::: Document excerpt :::
Question

I'm building an ASP.NET application that requires printing using PrintDocument method:

PrintDocument.Print()

Printing works properly in development env with IIS express. when publishing it to an intranet IIS server, printing fails, which I think is caused by permission issue for aspnet working process.

I tried to do the following with no success:

  • I created an application pool in integrated pipeline mode for an admin local user with load user profile option set to true
  • I moved the application to the new created application pool
  • I added <identity impersonate="true" username="username" password="*****"/> in web.config file
  • An error appeared stating that: An ASP.NET setting has been detected that does not apply in Integrated managed pipeline mode so I added <validation validateIntegratedModeConfiguration="false"/> to <system.webServer> section.

Any help please?

Was it helpful?

Solution

I think you might be misunderstanding some fundamental concepts here. When you use PrintDocument.Print() you are printing on the server. When you deploy your application in IIS this printing will happen on the server computer that is hosting your application. The reason why you thought your code was working in IIS Express is because you were hosting your application on the same computer as the client browser that was testing it. Also you were running your application under your account which had a printer configured.

You cannot print directly to the client computer from a web application. That would be a big security issue. The best you could do is provide some HTML document using a print media CSS type. Then if the user decides, he might print it in his browser.

If on the other hand you want to print on some printer that is attached to your web server, you will need to configure the Application Pool in IIS to run under an identity that has a printer configured in its profile.

OTHER TIPS

Hopefully I am understanding your question correctly, but I just had some confusion myself with this. Our setup at my work is Windows Server 2008 R2 with IIS 7.

We have a print server as well installed on the same box (not sure if it matters as this is not my area of expert).

Basically, viewing the installed printers using, PrinterSettings.InstalledPrinters I was able to see all the printer names installed on the server.
::: Data listing :::
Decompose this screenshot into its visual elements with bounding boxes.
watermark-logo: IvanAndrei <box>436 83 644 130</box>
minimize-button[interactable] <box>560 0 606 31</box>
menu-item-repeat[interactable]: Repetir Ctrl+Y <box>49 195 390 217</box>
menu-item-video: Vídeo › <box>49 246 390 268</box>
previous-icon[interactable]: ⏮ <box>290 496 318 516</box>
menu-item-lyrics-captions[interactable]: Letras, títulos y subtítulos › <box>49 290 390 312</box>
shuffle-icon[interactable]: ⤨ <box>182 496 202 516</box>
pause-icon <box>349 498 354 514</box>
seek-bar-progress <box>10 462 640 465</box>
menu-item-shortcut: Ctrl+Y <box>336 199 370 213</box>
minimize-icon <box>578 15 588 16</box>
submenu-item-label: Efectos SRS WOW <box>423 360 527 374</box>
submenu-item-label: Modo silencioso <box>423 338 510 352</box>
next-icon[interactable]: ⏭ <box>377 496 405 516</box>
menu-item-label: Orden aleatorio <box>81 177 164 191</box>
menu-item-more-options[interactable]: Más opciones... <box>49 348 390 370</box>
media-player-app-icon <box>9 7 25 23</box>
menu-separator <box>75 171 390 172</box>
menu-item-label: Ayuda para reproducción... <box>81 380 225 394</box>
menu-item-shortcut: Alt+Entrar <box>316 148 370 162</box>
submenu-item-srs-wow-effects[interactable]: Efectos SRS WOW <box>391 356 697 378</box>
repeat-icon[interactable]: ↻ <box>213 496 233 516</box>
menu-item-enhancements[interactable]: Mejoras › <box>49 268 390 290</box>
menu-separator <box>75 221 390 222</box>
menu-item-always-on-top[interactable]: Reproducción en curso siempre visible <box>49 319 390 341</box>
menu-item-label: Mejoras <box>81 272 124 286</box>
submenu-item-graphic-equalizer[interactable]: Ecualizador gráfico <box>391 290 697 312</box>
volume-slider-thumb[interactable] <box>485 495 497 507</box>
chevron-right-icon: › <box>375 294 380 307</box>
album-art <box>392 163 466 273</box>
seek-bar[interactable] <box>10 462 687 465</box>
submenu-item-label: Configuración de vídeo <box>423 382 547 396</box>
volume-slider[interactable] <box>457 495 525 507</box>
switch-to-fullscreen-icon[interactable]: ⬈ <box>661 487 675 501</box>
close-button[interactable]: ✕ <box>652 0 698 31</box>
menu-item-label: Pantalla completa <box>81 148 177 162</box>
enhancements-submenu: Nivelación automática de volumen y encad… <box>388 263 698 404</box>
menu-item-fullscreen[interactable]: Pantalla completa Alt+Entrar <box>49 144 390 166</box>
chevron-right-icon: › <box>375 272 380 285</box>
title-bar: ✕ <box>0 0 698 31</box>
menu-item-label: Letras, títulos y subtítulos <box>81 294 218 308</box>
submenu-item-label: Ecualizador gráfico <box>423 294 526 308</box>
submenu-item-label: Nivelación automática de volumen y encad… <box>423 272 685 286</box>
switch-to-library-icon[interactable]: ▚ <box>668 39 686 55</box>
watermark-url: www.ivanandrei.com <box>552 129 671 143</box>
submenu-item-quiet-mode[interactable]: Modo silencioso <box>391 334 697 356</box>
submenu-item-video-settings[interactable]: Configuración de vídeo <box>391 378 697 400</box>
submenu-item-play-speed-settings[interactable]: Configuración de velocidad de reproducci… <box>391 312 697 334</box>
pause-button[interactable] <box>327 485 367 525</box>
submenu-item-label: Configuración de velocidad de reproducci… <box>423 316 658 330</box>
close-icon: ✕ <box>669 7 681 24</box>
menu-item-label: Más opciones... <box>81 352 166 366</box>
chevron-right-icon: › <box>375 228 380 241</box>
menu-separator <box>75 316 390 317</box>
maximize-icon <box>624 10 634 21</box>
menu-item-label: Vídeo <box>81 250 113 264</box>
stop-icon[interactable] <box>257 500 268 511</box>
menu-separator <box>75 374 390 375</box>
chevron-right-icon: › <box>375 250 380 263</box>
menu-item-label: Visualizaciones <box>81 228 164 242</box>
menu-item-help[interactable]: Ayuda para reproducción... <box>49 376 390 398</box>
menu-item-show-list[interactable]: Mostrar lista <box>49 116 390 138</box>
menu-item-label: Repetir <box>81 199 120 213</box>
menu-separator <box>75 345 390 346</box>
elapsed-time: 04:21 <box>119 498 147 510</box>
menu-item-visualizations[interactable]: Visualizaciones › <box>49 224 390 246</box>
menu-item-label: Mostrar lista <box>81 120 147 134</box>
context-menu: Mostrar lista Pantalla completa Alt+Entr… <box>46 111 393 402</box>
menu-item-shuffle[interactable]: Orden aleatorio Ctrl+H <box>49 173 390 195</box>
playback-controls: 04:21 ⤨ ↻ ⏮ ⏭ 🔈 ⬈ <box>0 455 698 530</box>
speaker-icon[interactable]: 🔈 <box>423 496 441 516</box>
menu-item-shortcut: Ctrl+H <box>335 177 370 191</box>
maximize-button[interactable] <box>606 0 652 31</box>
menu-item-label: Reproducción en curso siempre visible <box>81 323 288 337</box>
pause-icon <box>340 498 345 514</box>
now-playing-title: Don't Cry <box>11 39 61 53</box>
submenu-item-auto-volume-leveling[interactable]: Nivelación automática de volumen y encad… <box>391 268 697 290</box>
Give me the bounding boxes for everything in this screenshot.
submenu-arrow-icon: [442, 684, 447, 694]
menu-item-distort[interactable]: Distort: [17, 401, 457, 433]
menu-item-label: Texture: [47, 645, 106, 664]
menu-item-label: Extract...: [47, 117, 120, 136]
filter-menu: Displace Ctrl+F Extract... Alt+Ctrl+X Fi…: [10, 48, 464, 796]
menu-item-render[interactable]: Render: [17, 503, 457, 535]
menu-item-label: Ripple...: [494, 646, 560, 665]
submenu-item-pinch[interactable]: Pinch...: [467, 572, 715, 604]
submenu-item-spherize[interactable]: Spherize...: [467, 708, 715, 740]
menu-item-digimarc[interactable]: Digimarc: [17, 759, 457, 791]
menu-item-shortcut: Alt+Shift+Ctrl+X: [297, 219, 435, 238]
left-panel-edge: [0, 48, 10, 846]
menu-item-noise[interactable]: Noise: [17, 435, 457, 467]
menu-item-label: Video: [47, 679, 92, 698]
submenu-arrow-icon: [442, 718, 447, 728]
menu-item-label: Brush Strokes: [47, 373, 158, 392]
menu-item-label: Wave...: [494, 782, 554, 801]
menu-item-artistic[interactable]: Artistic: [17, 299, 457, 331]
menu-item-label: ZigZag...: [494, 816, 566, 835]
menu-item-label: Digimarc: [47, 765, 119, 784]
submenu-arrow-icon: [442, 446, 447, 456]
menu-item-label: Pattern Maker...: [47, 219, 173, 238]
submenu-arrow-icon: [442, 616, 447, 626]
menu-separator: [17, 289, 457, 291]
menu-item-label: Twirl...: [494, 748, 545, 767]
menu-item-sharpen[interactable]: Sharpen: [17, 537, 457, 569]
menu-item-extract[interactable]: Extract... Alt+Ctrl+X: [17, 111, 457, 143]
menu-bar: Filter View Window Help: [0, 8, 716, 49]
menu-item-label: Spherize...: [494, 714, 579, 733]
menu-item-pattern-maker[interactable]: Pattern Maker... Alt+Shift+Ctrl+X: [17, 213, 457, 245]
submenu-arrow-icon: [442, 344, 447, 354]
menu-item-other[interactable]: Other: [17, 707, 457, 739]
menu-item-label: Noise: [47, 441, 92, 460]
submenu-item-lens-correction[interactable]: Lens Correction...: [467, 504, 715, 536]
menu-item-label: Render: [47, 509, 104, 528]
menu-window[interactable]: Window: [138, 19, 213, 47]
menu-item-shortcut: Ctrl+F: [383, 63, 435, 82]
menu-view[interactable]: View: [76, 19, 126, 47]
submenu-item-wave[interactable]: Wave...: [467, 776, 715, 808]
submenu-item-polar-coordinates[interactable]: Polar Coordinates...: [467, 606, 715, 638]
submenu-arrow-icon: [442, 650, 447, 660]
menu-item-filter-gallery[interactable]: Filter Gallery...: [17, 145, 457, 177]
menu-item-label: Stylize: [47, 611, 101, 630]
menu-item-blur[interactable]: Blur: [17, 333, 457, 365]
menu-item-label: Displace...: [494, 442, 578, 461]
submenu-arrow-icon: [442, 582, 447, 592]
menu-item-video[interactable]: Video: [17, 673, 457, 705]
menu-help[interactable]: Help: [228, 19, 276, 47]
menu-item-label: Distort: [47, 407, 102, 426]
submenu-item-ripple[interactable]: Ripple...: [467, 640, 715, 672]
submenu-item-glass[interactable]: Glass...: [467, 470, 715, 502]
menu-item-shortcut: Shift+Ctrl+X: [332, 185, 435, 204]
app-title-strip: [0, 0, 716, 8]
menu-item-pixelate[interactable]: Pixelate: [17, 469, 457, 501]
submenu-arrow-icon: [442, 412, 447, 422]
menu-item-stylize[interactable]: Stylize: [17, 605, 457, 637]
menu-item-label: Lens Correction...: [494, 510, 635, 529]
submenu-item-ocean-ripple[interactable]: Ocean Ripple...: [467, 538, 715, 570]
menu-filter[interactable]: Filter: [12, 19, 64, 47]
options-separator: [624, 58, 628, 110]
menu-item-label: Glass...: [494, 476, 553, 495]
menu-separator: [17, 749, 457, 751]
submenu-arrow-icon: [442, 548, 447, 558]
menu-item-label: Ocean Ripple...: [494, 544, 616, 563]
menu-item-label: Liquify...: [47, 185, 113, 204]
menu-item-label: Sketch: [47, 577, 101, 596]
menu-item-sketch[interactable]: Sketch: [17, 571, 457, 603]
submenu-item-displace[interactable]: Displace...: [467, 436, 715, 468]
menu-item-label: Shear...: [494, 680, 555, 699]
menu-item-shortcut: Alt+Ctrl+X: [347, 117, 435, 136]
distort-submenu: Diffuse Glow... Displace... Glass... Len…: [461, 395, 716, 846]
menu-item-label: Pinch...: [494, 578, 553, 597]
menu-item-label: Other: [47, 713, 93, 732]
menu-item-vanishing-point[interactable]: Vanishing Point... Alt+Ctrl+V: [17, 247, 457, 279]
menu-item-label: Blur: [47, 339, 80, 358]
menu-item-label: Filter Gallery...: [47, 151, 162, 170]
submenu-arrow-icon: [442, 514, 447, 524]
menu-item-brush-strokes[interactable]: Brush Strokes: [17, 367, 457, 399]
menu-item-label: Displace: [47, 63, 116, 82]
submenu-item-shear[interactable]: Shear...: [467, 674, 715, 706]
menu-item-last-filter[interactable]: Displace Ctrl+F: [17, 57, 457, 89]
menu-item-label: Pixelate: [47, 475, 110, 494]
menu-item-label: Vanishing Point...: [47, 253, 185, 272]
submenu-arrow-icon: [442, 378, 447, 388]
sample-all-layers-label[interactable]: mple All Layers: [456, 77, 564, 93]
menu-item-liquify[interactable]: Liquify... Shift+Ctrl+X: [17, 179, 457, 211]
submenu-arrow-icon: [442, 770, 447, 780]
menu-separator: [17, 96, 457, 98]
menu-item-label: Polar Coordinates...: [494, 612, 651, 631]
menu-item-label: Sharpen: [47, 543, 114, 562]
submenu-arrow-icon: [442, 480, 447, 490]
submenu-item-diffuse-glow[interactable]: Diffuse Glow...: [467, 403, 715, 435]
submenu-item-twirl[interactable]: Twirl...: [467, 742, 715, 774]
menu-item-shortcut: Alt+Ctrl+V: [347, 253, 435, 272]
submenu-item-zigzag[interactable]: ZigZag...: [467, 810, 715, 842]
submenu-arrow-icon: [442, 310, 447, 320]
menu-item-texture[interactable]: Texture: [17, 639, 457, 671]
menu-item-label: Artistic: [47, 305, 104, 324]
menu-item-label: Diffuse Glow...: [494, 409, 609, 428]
:::
> What to do:
Can you rewrite everything from "You cannot print" down to "area of expert)." in the ASP.NET printing thread, renaming "client computer" to "user's machine"? The records can be ignored.

> Result:
You cannot print directly to the user's machine from a web application. That would be a big security issue. The best you could do is provide some HTML document using a print media CSS type. Then if the user decides, he might print it in his browser.

If on the other hand you want to print on some printer that is attached to your web server, you will need to configure the Application Pool in IIS to run under an identity that has a printer configured in its profile.

OTHER TIPS

Hopefully I am understanding your question correctly, but I just had some confusion myself with this. Our setup at my work is Windows Server 2008 R2 with IIS 7.

We have a print server as well installed on the same box (not sure if it matters as this is not my area of expert).